### Exercise instructions
Count how many lines of the material contain the string "this", then give that number and nothing more.

Data excerpts:
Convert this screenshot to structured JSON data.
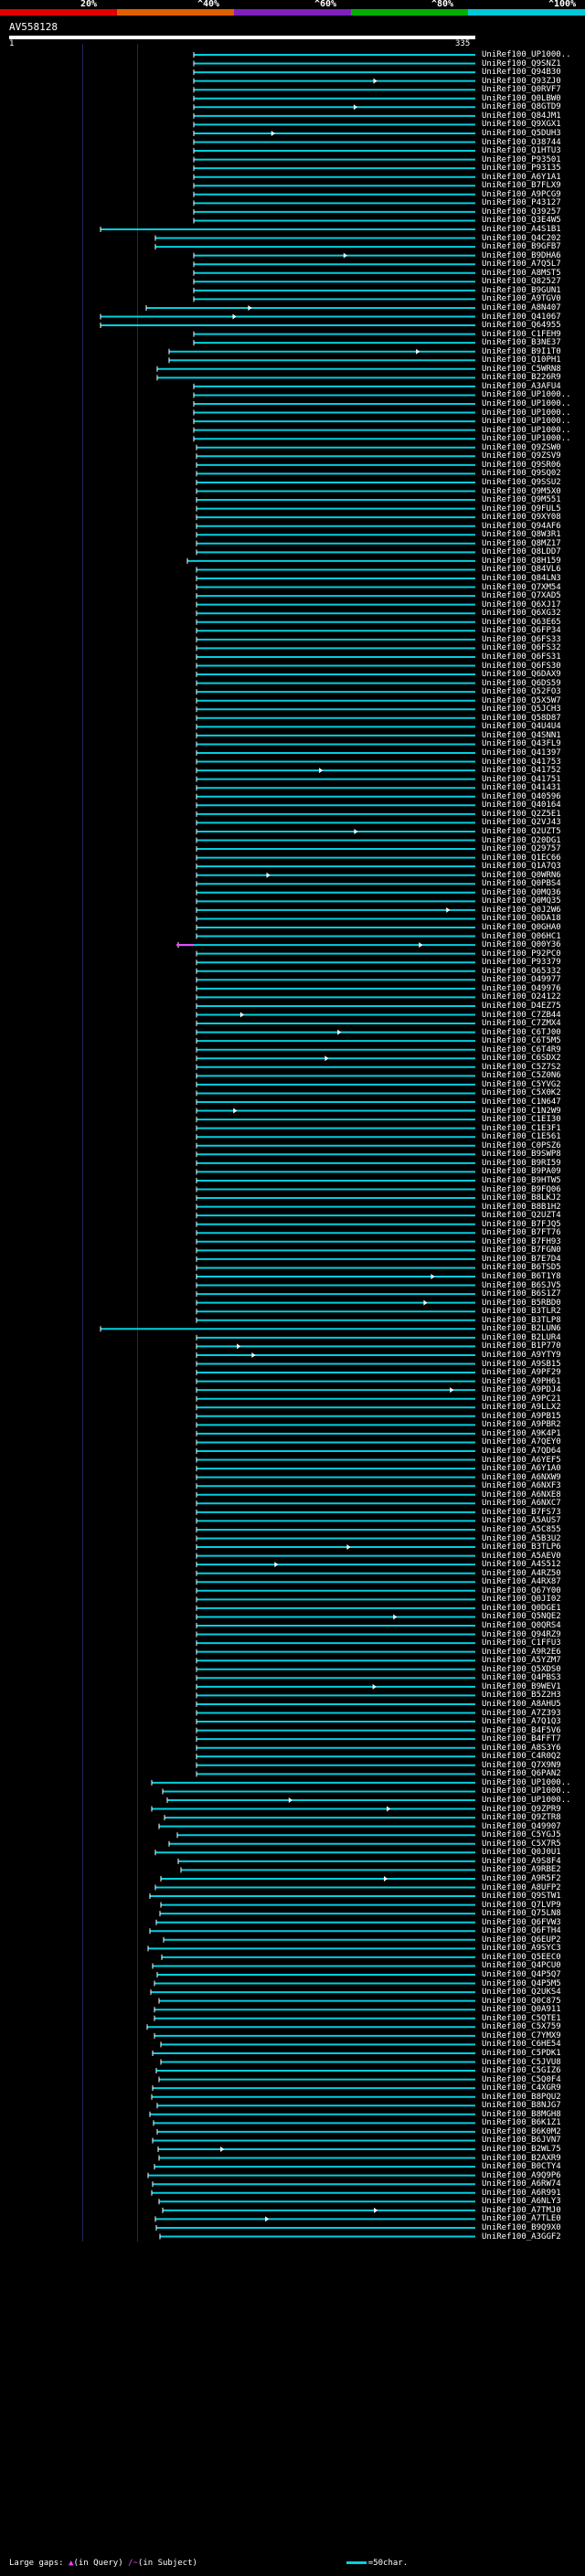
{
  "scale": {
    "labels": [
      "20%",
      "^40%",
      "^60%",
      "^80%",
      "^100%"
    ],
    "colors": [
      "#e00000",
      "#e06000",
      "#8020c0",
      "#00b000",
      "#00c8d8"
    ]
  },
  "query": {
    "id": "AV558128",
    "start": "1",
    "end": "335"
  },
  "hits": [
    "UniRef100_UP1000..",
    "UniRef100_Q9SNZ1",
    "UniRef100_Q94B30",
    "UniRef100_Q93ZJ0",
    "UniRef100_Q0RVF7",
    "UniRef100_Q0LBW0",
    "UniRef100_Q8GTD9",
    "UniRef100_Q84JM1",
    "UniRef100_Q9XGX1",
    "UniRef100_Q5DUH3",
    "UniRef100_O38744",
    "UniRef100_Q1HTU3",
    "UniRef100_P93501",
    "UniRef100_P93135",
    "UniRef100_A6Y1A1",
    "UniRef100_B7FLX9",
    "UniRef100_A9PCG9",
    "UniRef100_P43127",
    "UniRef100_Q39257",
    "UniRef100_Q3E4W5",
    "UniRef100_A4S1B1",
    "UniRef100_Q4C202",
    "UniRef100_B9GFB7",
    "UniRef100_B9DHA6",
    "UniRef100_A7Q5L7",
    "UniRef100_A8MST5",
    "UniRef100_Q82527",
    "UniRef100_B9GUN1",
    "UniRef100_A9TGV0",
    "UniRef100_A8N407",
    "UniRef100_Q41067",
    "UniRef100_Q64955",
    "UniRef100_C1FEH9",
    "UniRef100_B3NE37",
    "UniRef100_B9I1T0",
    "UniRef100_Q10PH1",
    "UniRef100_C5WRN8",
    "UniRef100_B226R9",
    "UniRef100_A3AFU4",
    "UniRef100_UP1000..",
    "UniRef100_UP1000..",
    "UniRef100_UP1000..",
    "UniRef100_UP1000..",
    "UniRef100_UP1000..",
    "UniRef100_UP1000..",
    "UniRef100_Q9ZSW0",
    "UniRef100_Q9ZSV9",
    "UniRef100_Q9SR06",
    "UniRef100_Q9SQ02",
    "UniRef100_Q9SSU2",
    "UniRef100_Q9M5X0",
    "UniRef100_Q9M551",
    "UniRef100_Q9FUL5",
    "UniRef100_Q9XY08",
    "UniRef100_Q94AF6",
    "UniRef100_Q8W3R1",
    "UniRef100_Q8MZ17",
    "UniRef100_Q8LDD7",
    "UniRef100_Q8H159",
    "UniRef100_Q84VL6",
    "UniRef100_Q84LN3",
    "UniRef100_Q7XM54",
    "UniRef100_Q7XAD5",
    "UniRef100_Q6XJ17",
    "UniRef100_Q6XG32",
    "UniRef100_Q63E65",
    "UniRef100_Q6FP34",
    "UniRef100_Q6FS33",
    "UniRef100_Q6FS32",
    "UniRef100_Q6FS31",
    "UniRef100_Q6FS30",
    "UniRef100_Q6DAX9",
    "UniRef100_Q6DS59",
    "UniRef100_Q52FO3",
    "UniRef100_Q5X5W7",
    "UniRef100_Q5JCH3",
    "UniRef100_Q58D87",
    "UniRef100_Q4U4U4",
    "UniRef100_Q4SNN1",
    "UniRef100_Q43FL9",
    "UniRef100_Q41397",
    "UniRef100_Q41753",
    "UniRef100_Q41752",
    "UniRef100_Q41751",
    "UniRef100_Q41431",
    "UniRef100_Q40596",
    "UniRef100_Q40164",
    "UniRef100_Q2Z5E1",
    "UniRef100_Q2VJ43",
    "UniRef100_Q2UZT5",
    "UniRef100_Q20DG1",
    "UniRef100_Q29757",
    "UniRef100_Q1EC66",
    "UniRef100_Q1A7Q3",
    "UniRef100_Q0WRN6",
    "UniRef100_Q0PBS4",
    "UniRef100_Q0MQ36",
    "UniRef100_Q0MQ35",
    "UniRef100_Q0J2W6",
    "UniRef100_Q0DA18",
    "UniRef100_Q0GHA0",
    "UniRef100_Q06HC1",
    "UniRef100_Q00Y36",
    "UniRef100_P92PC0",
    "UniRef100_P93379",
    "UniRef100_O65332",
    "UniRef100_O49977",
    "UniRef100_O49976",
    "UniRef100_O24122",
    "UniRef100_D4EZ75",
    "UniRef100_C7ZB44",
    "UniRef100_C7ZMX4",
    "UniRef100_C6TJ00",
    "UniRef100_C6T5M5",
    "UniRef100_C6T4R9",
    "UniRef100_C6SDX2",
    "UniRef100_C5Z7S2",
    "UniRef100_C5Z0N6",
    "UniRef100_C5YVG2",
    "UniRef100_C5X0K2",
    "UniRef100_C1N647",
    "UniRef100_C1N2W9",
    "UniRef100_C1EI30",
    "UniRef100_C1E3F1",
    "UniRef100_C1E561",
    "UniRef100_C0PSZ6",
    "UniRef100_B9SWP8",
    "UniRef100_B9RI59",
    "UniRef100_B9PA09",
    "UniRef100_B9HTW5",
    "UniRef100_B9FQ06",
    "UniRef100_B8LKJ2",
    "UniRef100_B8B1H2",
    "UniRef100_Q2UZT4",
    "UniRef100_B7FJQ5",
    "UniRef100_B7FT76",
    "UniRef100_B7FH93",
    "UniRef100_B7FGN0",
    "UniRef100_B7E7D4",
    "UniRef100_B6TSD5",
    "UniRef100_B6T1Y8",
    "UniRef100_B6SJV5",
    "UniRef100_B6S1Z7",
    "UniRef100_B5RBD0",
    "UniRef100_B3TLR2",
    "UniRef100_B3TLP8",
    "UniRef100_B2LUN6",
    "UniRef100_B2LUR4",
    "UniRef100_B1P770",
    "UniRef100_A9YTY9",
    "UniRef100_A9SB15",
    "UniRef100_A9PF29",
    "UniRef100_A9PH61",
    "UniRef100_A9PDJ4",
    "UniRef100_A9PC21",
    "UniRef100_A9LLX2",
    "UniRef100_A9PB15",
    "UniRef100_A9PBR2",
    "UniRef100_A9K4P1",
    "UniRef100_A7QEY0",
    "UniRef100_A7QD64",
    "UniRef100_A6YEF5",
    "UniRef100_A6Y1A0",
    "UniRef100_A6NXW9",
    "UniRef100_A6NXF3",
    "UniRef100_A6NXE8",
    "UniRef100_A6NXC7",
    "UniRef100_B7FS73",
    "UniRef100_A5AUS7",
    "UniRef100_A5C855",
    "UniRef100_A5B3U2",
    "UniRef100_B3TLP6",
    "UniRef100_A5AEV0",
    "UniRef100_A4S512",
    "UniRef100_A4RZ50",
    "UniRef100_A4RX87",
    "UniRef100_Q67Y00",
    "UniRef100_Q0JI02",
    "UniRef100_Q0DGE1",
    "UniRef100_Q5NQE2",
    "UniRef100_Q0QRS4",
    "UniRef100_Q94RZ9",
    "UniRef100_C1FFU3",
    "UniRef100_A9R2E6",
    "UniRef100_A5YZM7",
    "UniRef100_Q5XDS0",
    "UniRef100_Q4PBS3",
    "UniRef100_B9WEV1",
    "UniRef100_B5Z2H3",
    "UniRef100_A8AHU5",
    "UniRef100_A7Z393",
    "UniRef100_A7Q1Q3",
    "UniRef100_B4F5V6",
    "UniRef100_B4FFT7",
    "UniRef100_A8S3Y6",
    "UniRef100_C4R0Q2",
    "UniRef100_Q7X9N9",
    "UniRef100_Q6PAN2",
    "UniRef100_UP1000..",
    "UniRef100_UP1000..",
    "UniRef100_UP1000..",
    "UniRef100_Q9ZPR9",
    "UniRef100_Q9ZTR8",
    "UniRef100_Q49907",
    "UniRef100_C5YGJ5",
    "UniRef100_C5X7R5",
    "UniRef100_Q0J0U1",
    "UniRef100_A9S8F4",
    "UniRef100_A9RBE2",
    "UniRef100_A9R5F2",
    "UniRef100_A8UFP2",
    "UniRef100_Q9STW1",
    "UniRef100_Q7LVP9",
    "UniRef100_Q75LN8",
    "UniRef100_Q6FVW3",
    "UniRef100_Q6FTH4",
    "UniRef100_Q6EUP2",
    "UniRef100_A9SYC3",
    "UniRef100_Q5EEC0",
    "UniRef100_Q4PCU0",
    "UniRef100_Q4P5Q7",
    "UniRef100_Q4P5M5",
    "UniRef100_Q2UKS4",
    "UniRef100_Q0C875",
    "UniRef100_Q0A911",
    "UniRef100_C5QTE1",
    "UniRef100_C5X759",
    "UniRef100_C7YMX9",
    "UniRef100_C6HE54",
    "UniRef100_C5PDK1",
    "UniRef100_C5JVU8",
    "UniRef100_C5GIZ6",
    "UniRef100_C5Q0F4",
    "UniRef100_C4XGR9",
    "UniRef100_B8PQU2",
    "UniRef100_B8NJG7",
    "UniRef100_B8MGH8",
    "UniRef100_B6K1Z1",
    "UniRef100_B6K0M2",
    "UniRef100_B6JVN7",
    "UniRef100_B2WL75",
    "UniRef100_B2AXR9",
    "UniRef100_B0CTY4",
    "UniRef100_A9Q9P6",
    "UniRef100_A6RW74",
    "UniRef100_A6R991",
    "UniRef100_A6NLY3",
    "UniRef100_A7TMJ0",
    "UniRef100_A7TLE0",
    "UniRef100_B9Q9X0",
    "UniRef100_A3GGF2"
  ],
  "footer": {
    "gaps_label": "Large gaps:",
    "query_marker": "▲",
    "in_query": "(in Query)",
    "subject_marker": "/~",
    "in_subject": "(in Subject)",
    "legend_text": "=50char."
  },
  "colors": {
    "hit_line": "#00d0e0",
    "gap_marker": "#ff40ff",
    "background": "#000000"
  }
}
==
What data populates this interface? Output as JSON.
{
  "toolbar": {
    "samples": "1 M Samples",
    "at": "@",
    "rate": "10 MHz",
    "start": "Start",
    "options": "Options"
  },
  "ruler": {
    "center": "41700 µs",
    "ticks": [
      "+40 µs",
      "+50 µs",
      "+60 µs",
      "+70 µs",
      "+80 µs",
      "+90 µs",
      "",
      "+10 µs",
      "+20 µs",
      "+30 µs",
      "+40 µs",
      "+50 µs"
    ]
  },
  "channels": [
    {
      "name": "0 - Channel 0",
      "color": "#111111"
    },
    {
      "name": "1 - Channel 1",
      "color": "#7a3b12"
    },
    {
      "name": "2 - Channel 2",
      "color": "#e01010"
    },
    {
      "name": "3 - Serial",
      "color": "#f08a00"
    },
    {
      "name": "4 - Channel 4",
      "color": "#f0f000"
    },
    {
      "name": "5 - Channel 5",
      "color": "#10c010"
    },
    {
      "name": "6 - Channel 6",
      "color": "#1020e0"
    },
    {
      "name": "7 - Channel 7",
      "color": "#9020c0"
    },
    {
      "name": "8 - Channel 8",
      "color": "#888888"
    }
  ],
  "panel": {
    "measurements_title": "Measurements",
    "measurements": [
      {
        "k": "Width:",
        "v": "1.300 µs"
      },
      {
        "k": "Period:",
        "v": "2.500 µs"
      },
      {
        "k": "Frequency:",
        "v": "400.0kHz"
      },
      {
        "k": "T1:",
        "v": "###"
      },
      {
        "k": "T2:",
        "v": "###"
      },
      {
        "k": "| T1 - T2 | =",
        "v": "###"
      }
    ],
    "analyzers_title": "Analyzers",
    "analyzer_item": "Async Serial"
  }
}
--
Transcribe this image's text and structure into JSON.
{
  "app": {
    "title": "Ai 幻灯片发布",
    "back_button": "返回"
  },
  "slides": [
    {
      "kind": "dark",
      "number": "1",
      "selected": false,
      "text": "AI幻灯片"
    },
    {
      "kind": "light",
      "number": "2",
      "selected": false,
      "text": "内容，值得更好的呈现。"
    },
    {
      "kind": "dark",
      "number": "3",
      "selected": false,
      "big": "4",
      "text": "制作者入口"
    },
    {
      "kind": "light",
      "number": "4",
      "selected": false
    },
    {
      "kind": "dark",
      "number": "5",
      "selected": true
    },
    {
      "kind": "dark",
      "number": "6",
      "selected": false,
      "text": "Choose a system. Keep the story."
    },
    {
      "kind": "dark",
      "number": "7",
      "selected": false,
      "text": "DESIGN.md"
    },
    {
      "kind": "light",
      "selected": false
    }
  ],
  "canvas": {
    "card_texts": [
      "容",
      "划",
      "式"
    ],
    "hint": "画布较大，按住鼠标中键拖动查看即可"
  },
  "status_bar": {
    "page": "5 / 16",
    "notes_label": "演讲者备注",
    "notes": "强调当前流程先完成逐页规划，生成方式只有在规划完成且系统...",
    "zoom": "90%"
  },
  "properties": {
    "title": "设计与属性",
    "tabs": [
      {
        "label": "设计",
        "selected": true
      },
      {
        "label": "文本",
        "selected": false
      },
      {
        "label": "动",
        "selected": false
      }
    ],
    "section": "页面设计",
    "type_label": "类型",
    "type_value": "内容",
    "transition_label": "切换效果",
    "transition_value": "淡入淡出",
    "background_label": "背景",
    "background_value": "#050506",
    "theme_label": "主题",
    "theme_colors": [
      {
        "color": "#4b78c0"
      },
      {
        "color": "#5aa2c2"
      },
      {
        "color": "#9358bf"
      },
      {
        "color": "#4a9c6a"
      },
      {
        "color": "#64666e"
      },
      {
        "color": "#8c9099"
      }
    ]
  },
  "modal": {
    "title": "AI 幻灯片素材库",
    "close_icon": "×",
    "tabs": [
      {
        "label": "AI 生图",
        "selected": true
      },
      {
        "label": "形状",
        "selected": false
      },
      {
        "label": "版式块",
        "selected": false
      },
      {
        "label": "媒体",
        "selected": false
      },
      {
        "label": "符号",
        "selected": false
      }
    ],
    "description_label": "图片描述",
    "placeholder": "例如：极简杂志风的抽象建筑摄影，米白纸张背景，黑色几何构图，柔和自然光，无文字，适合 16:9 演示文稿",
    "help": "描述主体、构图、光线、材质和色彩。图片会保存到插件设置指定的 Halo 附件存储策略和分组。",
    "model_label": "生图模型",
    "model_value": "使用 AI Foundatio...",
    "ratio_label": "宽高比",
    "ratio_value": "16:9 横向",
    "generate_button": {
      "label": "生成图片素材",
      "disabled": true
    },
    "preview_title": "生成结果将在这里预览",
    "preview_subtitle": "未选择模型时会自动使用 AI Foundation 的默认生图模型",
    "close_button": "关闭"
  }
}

### Task output
3